***** Records to process

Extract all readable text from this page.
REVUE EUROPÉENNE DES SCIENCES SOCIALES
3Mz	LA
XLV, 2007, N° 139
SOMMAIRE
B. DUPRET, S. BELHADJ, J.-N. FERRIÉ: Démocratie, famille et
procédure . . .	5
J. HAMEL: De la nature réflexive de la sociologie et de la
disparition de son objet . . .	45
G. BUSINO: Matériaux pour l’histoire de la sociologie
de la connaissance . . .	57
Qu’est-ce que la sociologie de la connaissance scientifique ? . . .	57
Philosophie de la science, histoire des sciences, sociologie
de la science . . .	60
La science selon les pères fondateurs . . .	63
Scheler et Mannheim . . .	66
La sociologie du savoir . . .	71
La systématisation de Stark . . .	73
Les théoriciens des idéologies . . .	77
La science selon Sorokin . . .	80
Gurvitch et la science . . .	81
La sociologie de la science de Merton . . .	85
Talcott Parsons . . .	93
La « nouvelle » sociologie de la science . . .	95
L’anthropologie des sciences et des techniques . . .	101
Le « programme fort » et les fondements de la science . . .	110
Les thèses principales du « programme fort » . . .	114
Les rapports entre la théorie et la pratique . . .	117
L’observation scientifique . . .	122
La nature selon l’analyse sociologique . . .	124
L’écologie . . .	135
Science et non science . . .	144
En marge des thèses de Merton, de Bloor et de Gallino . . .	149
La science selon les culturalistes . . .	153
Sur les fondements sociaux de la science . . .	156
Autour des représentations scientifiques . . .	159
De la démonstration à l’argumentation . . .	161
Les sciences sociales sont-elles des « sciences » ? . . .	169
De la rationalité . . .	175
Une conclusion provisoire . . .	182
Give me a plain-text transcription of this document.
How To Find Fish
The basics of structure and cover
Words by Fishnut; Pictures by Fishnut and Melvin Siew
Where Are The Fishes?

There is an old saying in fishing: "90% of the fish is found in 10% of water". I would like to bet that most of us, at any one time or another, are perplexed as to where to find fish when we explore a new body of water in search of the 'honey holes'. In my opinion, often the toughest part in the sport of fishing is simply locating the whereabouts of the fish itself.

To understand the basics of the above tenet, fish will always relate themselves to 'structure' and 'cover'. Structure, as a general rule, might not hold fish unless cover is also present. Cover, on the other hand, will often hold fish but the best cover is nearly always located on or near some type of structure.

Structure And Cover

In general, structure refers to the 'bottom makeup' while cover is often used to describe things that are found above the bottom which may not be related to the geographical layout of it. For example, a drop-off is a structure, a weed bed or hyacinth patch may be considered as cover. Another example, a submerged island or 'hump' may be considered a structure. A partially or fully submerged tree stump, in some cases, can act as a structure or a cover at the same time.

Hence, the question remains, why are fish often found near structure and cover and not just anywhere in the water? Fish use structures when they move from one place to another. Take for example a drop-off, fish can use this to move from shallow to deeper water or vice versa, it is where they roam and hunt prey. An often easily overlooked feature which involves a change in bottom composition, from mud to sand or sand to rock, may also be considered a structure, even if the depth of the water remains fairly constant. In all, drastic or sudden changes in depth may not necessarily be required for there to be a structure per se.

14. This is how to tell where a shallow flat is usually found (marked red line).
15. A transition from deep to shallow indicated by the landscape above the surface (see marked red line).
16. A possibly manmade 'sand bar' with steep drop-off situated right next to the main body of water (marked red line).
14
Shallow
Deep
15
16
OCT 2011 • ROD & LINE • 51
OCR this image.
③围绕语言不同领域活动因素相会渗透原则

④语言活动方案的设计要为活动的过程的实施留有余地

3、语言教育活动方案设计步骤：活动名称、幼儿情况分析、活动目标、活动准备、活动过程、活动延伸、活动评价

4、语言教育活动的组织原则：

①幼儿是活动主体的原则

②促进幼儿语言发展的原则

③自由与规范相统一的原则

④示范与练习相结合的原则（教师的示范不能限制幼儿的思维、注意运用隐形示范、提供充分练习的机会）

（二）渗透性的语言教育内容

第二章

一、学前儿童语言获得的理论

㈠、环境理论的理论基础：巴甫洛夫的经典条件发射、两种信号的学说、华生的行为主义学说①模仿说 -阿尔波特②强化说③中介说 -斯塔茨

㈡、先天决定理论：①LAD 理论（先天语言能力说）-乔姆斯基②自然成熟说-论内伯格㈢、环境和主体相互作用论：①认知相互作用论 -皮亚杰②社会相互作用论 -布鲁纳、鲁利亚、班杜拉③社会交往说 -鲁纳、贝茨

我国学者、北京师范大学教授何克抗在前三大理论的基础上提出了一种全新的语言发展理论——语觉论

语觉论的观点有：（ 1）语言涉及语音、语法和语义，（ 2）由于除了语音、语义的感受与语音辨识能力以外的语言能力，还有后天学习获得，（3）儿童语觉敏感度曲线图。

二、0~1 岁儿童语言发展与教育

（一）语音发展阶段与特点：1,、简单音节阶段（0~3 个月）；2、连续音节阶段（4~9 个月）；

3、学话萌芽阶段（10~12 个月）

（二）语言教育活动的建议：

**********

## What the task asks
Here, the records must be output exactly and in full.

## Solution for this task
Extract all readable text from this page.
REVUE EUROPÉENNE DES SCIENCES SOCIALES
3Mz	LA
XLV, 2007, N° 139
SOMMAIRE
B. DUPRET, S. BELHADJ, J.-N. FERRIÉ: Démocratie, famille et
procédure . . .	5
J. HAMEL: De la nature réflexive de la sociologie et de la
disparition de son objet . . .	45
G. BUSINO: Matériaux pour l’histoire de la sociologie
de la connaissance . . .	57
Qu’est-ce que la sociologie de la connaissance scientifique ? . . .	57
Philosophie de la science, histoire des sciences, sociologie
de la science . . .	60
La science selon les pères fondateurs . . .	63
Scheler et Mannheim . . .	66
La sociologie du savoir . . .	71
La systématisation de Stark . . .	73
Les théoriciens des idéologies . . .	77
La science selon Sorokin . . .	80
Gurvitch et la science . . .	81
La sociologie de la science de Merton . . .	85
Talcott Parsons . . .	93
La « nouvelle » sociologie de la science . . .	95
L’anthropologie des sciences et des techniques . . .	101
Le « programme fort » et les fondements de la science . . .	110
Les thèses principales du « programme fort » . . .	114
Les rapports entre la théorie et la pratique . . .	117
L’observation scientifique . . .	122
La nature selon l’analyse sociologique . . .	124
L’écologie . . .	135
Science et non science . . .	144
En marge des thèses de Merton, de Bloor et de Gallino . . .	149
La science selon les culturalistes . . .	153
Sur les fondements sociaux de la science . . .	156
Autour des représentations scientifiques . . .	159
De la démonstration à l’argumentation . . .	161
Les sciences sociales sont-elles des « sciences » ? . . .	169
De la rationalité . . .	175
Une conclusion provisoire . . .	182
Give me a plain-text transcription of this document.
How To Find Fish
The basics of structure and cover
Words by Fishnut; Pictures by Fishnut and Melvin Siew
Where Are The Fishes?

There is an old saying in fishing: "90% of the fish is found in 10% of water". I would like to bet that most of us, at any one time or another, are perplexed as to where to find fish when we explore a new body of water in search of the 'honey holes'. In my opinion, often the toughest part in the sport of fishing is simply locating the whereabouts of the fish itself.

To understand the basics of the above tenet, fish will always relate themselves to 'structure' and 'cover'. Structure, as a general rule, might not hold fish unless cover is also present. Cover, on the other hand, will often hold fish but the best cover is nearly always located on or near some type of structure.

Structure And Cover

In general, structure refers to the 'bottom makeup' while cover is often used to describe things that are found above the bottom which may not be related to the geographical layout of it. For example, a drop-off is a structure, a weed bed or hyacinth patch may be considered as cover. Another example, a submerged island or 'hump' may be considered a structure. A partially or fully submerged tree stump, in some cases, can act as a structure or a cover at the same time.

Hence, the question remains, why are fish often found near structure and cover and not just anywhere in the water? Fish use structures when they move from one place to another. Take for example a drop-off, fish can use this to move from shallow to deeper water or vice versa, it is where they roam and hunt prey. An often easily overlooked feature which involves a change in bottom composition, from mud to sand or sand to rock, may also be considered a structure, even if the depth of the water remains fairly constant. In all, drastic or sudden changes in depth may not necessarily be required for there to be a structure per se.

14. This is how to tell where a shallow flat is usually found (marked red line).
15. A transition from deep to shallow indicated by the landscape above the surface (see marked red line).
16. A possibly manmade 'sand bar' with steep drop-off situated right next to the main body of water (marked red line).
14
Shallow
Deep
15
16
OCT 2011 • ROD & LINE • 51
OCR this image.
③围绕语言不同领域活动因素相会渗透原则

④语言活动方案的设计要为活动的过程的实施留有余地

3、语言教育活动方案设计步骤：活动名称、幼儿情况分析、活动目标、活动准备、活动过程、活动延伸、活动评价

4、语言教育活动的组织原则：

①幼儿是活动主体的原则

②促进幼儿语言发展的原则

③自由与规范相统一的原则

④示范与练习相结合的原则（教师的示范不能限制幼儿的思维、注意运用隐形示范、提供充分练习的机会）

（二）渗透性的语言教育内容

第二章

一、学前儿童语言获得的理论

㈠、环境理论的理论基础：巴甫洛夫的经典条件发射、两种信号的学说、华生的行为主义学说①模仿说 -阿尔波特②强化说③中介说 -斯塔茨

㈡、先天决定理论：①LAD 理论（先天语言能力说）-乔姆斯基②自然成熟说-论内伯格㈢、环境和主体相互作用论：①认知相互作用论 -皮亚杰②社会相互作用论 -布鲁纳、鲁利亚、班杜拉③社会交往说 -鲁纳、贝茨

我国学者、北京师范大学教授何克抗在前三大理论的基础上提出了一种全新的语言发展理论——语觉论

语觉论的观点有：（ 1）语言涉及语音、语法和语义，（ 2）由于除了语音、语义的感受与语音辨识能力以外的语言能力，还有后天学习获得，（3）儿童语觉敏感度曲线图。

二、0~1 岁儿童语言发展与教育

（一）语音发展阶段与特点：1,、简单音节阶段（0~3 个月）；2、连续音节阶段（4~9 个月）；

3、学话萌芽阶段（10~12 个月）

（二）语言教育活动的建议：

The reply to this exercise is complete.